TASK DIRECTIONS: Keep only the lines of the listing that include the word "this", and copy them.
[START OF THE INPUT]
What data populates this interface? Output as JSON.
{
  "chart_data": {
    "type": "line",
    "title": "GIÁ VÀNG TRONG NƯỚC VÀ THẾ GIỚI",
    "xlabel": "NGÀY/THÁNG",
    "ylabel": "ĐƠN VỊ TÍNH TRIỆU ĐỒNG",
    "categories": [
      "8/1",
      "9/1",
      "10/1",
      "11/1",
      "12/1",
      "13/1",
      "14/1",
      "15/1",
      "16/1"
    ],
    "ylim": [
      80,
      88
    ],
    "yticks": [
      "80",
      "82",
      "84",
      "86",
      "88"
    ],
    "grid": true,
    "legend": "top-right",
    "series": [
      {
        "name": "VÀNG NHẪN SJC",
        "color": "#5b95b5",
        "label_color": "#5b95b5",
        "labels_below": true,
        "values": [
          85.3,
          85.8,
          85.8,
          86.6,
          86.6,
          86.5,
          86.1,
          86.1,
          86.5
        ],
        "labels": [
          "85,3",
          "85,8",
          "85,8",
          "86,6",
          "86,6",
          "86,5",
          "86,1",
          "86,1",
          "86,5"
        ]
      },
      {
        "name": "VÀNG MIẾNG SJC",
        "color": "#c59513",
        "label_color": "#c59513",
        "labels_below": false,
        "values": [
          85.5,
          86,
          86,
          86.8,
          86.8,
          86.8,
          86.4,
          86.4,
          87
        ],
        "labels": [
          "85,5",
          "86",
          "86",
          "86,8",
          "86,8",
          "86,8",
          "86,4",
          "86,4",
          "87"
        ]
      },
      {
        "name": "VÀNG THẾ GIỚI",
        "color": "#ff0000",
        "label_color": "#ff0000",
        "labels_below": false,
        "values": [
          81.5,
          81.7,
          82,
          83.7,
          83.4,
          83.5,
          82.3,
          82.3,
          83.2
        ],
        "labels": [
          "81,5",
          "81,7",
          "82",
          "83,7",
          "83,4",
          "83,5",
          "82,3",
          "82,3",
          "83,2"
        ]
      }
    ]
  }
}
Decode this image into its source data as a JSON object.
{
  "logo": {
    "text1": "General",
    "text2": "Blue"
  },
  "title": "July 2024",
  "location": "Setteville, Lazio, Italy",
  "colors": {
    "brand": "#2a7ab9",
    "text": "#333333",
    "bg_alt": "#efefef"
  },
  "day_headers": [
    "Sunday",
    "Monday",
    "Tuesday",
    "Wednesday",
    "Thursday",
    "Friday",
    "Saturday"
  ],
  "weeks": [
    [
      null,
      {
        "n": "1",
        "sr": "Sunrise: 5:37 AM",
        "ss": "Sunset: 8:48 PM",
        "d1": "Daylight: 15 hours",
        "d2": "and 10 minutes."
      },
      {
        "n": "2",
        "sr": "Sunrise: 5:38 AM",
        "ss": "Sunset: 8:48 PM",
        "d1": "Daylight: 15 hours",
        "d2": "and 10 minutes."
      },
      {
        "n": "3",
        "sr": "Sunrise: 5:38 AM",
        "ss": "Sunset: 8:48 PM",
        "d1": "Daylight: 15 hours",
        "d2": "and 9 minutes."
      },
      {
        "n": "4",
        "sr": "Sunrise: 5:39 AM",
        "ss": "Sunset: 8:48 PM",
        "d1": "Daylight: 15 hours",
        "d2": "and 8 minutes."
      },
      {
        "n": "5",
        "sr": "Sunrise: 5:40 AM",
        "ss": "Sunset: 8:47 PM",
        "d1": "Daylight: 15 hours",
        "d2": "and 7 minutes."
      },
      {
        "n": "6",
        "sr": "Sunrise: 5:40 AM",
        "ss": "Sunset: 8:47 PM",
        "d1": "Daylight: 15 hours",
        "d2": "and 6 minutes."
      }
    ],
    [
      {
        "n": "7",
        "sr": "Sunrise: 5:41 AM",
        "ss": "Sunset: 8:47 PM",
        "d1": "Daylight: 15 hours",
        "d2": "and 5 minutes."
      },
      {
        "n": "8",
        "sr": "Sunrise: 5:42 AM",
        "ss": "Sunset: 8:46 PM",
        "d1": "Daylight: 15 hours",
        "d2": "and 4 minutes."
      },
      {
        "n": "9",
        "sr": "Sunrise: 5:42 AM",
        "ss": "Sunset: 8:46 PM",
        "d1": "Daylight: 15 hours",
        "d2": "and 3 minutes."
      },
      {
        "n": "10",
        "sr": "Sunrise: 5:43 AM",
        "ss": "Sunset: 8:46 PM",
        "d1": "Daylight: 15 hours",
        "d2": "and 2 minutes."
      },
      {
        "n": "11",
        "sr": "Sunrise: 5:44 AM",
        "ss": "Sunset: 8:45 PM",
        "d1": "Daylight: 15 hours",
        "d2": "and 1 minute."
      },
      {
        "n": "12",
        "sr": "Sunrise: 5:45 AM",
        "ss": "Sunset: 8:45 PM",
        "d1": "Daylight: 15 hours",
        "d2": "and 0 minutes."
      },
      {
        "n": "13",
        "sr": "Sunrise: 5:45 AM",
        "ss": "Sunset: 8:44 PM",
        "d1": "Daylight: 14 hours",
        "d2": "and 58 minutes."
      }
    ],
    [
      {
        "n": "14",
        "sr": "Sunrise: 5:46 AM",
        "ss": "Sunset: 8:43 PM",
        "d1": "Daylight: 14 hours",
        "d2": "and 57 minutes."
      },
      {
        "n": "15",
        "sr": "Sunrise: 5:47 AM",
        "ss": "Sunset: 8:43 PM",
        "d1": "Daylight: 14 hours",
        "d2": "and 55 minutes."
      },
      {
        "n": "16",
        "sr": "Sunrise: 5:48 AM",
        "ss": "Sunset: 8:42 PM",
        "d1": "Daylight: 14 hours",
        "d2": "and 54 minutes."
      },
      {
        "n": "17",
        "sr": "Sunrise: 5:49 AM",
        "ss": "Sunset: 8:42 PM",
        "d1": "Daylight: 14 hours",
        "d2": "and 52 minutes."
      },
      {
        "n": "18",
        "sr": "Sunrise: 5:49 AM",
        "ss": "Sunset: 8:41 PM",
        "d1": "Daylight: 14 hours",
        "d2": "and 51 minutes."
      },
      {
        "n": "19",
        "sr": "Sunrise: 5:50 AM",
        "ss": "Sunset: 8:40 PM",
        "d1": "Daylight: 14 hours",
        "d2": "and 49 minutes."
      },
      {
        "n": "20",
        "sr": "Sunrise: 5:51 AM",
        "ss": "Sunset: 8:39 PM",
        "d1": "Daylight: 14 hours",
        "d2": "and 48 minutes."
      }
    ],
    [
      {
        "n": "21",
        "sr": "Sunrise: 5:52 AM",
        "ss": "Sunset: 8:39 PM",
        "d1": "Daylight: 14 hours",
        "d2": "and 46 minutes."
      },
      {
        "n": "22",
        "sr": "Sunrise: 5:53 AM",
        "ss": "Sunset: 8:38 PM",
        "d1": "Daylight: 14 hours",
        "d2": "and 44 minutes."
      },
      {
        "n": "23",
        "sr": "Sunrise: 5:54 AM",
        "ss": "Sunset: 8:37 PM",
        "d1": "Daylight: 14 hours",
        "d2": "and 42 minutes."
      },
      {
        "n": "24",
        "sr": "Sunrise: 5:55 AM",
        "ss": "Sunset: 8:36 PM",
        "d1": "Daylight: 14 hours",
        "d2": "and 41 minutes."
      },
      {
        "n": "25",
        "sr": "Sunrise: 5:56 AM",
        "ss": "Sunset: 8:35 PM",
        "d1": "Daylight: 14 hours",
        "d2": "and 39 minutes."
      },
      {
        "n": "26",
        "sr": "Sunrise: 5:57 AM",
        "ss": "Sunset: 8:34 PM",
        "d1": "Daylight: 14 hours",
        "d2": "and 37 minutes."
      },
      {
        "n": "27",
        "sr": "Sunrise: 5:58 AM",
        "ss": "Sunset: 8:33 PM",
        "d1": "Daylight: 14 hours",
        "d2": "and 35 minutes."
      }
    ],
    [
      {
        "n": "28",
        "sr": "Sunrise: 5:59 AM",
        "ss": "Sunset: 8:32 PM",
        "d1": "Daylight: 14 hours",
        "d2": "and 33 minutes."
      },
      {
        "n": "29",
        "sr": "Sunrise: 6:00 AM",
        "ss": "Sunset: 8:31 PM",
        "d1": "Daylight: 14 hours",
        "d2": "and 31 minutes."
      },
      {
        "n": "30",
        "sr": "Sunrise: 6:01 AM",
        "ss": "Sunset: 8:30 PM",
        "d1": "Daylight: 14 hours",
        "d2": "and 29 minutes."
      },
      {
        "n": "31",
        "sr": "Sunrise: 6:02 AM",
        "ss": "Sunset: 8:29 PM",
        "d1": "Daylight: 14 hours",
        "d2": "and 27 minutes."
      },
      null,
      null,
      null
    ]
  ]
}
[END OF THE INPUT]
WRITTEN RESPONSE:
What data populates this interface? Output as JSON.
Decode this image into its source data as a JSON object.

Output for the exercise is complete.